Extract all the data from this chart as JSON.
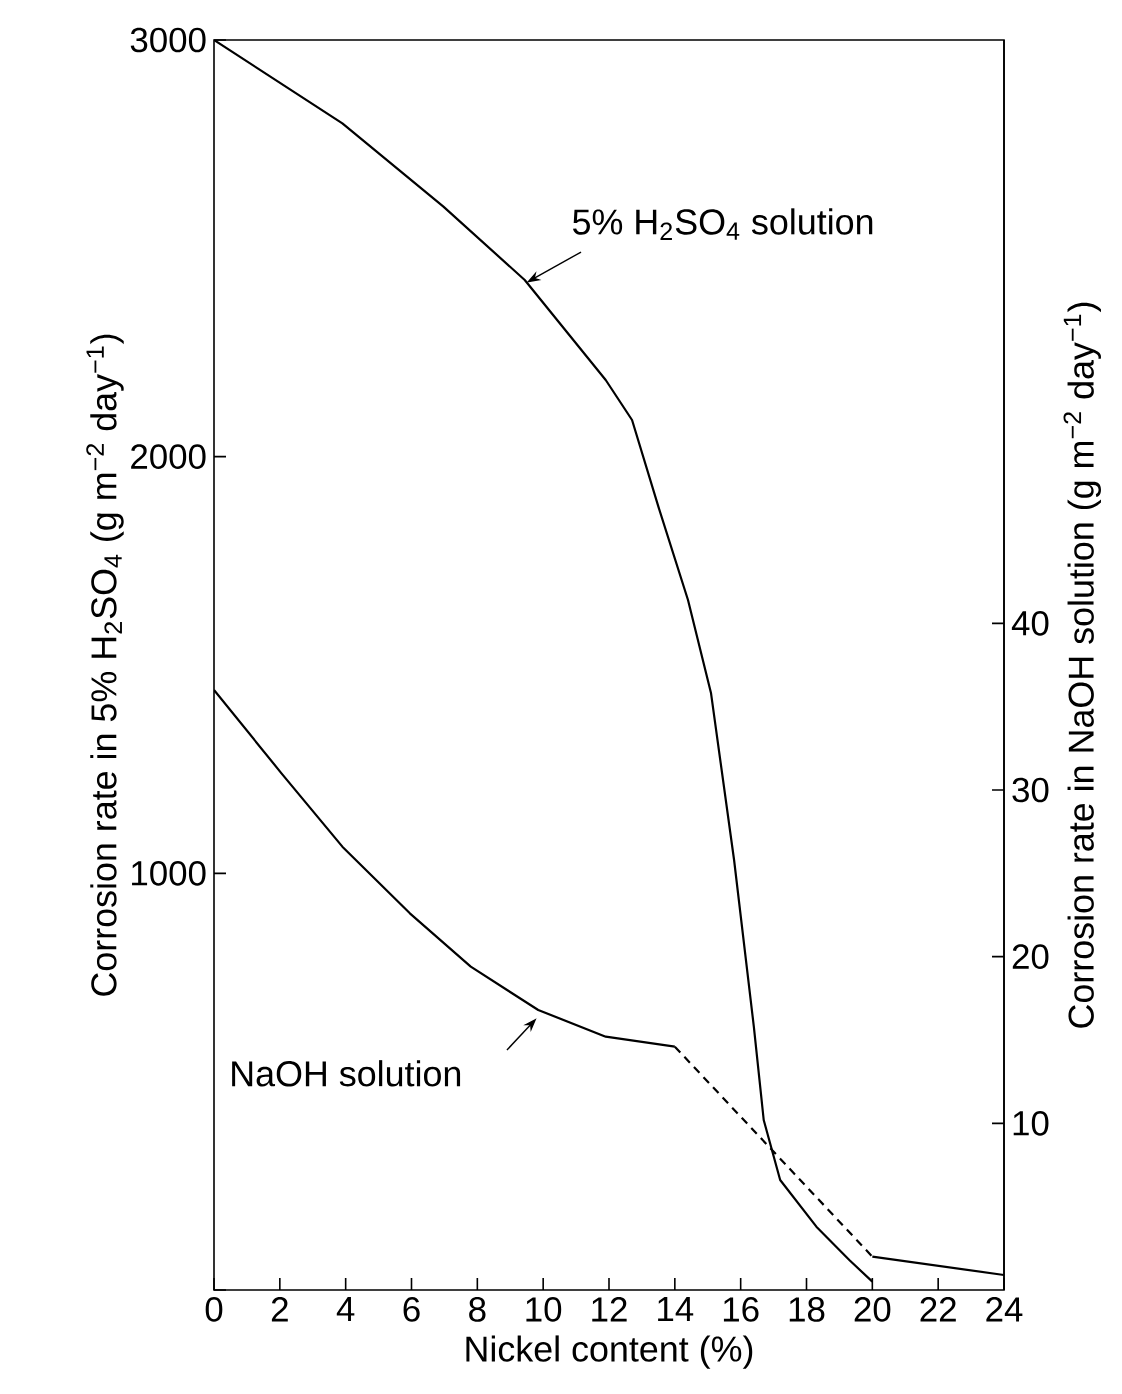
{
  "chart_data": {
    "type": "line",
    "xlabel": "Nickel content (%)",
    "ylabel": "Corrosion rate in 5% H$_{2}$SO$_{4}$ (g m$^{−2}$ day$^{−1}$)",
    "y2label": "Corrosion rate in NaOH solution (g m$^{−2}$ day$^{−1}$)",
    "xlim": [
      0,
      24
    ],
    "xticks": [
      0,
      2,
      4,
      6,
      8,
      10,
      12,
      14,
      16,
      18,
      20,
      22,
      24
    ],
    "ylim": [
      0,
      3000
    ],
    "yticks": [
      {
        "value": 0,
        "label": null
      },
      1000,
      2000,
      3000
    ],
    "y2lim": [
      0,
      75
    ],
    "y2ticks": [
      10,
      20,
      30,
      40
    ],
    "series": [
      {
        "name": "5% H$_{2}$SO$_{4}$ solution",
        "color": "#000000",
        "x": [
          0,
          3.9,
          6.97,
          9.44,
          11.9,
          12.7,
          13.5,
          14.4,
          15.1,
          15.8,
          16.4,
          16.7,
          17.2,
          18.3,
          19.3,
          20
        ],
        "values": [
          3000,
          2800,
          2600,
          2424,
          2184,
          2088,
          1880,
          1656,
          1432,
          1032,
          632,
          408,
          264,
          152,
          72,
          20
        ]
      },
      {
        "name": "NaOH solution",
        "color": "#000000",
        "axis": "y2",
        "x": [
          0,
          2.05,
          3.9,
          5.95,
          7.8,
          9.85,
          11.9,
          14
        ],
        "values": [
          36.0,
          31.0,
          26.6,
          22.6,
          19.4,
          16.8,
          15.2,
          14.6
        ]
      },
      {
        "color": "#000000",
        "axis": "y2",
        "line_style": "dashed",
        "x": [
          14,
          20
        ],
        "values": [
          14.6,
          2.0
        ]
      },
      {
        "color": "#000000",
        "axis": "y2",
        "x": [
          20,
          24
        ],
        "values": [
          2.0,
          0.9
        ]
      }
    ]
  }
}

--

### Goal
Repeat each entry exactly as given; no pictures belong in the copy.

### Completed exercise
Extract all the data from this chart as JSON.
{
  "chart_data": {
    "type": "line",
    "xlabel": "Nickel content (%)",
    "ylabel": "Corrosion rate in 5% H$_{2}$SO$_{4}$ (g m$^{−2}$ day$^{−1}$)",
    "y2label": "Corrosion rate in NaOH solution (g m$^{−2}$ day$^{−1}$)",
    "xlim": [
      0,
      24
    ],
    "xticks": [
      0,
      2,
      4,
      6,
      8,
      10,
      12,
      14,
      16,
      18,
      20,
      22,
      24
    ],
    "ylim": [
      0,
      3000
    ],
    "yticks": [
      {
        "value": 0,
        "label": null
      },
      1000,
      2000,
      3000
    ],
    "y2lim": [
      0,
      75
    ],
    "y2ticks": [
      10,
      20,
      30,
      40
    ],
    "series": [
      {
        "name": "5% H$_{2}$SO$_{4}$ solution",
        "color": "#000000",
        "x": [
          0,
          3.9,
          6.97,
          9.44,
          11.9,
          12.7,
          13.5,
          14.4,
          15.1,
          15.8,
          16.4,
          16.7,
          17.2,
          18.3,
          19.3,
          20
        ],
        "values": [
          3000,
          2800,
          2600,
          2424,
          2184,
          2088,
          1880,
          1656,
          1432,
          1032,
          632,
          408,
          264,
          152,
          72,
          20
        ]
      },
      {
        "name": "NaOH solution",
        "color": "#000000",
        "axis": "y2",
        "x": [
          0,
          2.05,
          3.9,
          5.95,
          7.8,
          9.85,
          11.9,
          14
        ],
        "values": [
          36.0,
          31.0,
          26.6,
          22.6,
          19.4,
          16.8,
          15.2,
          14.6
        ]
      },
      {
        "color": "#000000",
        "axis": "y2",
        "line_style": "dashed",
        "x": [
          14,
          20
        ],
        "values": [
          14.6,
          2.0
        ]
      },
      {
        "color": "#000000",
        "axis": "y2",
        "x": [
          20,
          24
        ],
        "values": [
          2.0,
          0.9
        ]
      }
    ]
  }
}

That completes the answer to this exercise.